**TASK DESCRIPTION:** Gather, from the data below, each line in which the word "JSON" occurs.

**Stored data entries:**
--------
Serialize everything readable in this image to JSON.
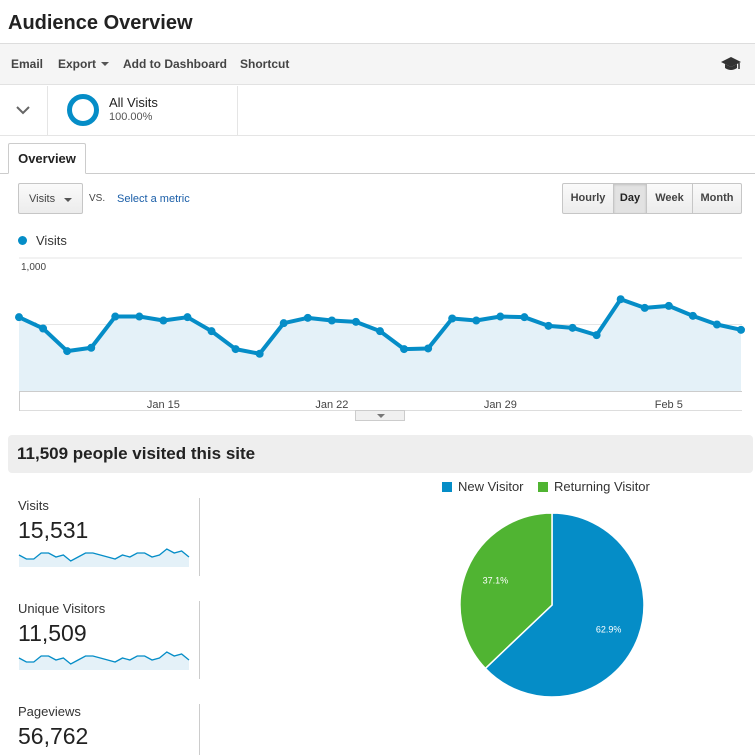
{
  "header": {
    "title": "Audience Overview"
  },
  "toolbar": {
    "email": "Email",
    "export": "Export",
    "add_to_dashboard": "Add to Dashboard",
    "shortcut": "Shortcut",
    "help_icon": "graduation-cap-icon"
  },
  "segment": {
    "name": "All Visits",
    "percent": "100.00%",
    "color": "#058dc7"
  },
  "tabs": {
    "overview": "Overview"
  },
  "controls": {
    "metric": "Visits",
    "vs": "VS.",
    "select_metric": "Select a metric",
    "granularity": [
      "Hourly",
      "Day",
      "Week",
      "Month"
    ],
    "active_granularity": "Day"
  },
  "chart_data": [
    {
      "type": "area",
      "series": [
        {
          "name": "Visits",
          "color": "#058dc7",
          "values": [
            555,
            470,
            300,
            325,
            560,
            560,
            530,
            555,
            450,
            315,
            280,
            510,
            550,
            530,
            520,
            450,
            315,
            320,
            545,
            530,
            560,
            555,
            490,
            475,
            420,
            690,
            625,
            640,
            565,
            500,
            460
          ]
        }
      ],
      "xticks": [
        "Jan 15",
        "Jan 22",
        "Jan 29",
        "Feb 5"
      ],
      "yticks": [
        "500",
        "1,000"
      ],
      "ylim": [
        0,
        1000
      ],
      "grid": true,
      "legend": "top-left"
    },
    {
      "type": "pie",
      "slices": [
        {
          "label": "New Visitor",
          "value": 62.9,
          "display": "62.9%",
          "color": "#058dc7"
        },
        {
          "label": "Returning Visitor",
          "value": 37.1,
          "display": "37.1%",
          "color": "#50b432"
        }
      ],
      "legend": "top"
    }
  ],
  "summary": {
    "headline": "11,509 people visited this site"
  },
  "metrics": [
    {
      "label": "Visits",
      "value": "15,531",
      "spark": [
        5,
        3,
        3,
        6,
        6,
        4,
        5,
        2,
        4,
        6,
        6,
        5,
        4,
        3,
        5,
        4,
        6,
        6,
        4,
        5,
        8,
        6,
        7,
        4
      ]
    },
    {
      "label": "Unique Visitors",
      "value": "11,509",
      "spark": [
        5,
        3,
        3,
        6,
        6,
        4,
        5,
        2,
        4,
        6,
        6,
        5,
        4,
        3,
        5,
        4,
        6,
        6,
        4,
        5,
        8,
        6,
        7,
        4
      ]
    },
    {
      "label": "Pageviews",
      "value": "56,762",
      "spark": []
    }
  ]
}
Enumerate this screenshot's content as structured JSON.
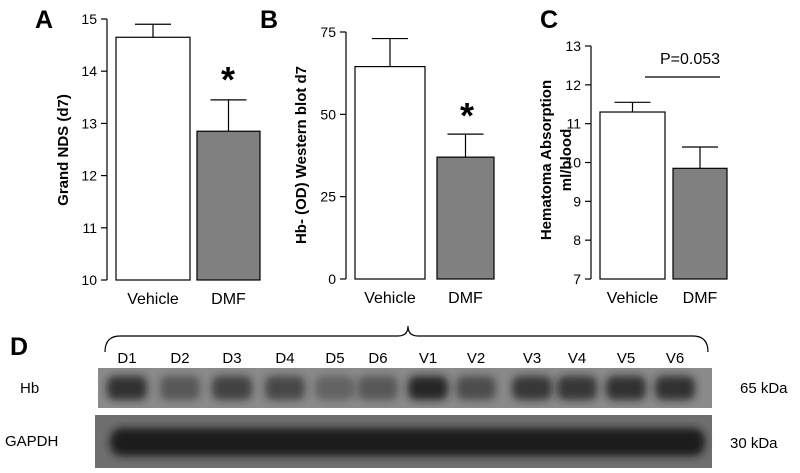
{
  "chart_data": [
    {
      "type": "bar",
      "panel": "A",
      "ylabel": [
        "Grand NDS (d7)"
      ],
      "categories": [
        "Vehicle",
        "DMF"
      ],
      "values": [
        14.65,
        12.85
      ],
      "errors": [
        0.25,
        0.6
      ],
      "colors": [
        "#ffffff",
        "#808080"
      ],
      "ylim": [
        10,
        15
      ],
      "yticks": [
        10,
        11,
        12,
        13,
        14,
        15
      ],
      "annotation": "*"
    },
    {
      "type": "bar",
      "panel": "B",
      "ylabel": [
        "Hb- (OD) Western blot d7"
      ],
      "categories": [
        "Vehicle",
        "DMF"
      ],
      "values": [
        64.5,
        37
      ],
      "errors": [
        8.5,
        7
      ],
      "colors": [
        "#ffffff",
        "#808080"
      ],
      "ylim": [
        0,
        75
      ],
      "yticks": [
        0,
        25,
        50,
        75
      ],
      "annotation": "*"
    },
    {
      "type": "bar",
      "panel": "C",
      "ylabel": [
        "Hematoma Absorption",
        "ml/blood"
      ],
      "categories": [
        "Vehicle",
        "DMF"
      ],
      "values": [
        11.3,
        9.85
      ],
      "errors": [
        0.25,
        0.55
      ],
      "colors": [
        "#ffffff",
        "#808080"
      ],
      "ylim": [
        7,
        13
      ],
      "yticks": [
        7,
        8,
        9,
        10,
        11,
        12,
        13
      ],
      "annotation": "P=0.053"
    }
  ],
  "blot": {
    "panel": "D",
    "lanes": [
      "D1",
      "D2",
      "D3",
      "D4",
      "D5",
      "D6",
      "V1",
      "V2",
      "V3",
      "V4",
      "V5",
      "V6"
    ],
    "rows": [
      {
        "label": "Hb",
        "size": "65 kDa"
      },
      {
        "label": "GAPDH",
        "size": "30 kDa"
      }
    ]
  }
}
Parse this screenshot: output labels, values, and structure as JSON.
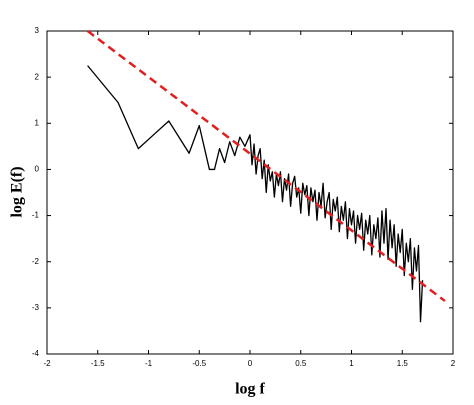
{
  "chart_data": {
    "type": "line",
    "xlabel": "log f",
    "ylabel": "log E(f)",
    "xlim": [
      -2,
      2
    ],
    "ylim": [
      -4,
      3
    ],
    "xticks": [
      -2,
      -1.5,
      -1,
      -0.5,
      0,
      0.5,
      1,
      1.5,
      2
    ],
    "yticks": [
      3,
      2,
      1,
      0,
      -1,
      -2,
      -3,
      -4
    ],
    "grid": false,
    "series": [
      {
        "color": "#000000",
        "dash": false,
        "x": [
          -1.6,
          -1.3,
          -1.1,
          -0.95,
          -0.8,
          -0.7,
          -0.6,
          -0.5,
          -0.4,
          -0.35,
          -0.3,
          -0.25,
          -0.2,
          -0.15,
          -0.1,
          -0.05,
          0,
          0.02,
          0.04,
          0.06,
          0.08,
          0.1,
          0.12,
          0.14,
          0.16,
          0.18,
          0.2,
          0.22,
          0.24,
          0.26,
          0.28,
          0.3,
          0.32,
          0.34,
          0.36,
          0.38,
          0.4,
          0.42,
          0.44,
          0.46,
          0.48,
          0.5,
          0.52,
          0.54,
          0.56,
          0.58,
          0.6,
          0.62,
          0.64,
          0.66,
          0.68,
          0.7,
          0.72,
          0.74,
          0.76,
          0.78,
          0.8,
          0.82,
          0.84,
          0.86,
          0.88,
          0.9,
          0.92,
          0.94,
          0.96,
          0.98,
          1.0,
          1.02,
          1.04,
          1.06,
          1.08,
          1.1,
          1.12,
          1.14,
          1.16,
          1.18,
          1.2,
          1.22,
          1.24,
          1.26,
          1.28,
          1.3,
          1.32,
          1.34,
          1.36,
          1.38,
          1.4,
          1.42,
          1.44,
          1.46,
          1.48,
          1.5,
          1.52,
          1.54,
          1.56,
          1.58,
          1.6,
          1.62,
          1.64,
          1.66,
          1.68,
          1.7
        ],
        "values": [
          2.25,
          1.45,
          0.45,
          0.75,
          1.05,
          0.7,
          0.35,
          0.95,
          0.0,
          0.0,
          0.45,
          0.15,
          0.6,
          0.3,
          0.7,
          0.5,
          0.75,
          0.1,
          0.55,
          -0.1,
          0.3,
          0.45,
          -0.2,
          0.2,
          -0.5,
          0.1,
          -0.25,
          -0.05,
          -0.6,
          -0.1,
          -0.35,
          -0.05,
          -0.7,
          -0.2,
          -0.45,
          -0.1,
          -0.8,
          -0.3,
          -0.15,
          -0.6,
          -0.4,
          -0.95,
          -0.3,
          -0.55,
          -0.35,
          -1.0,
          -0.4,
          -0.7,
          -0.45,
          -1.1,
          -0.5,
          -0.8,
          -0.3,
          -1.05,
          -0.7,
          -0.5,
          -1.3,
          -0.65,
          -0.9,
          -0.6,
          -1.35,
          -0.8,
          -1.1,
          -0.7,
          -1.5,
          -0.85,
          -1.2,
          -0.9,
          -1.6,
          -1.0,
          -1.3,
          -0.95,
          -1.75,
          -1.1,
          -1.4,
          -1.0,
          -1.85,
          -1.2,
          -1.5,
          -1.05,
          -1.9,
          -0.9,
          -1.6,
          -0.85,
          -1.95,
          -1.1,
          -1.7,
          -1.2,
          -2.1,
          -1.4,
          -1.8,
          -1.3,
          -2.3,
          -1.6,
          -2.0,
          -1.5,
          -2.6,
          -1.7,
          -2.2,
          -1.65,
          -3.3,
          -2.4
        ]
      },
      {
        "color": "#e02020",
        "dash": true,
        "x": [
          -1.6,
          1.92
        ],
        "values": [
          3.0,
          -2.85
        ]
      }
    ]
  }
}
--------
**EXPECTED ANSWER:**
Serialize everything readable in this image to JSON.
Enumerate this screenshot's content as structured JSON.
Parse this screenshot: output labels, values, and structure as JSON.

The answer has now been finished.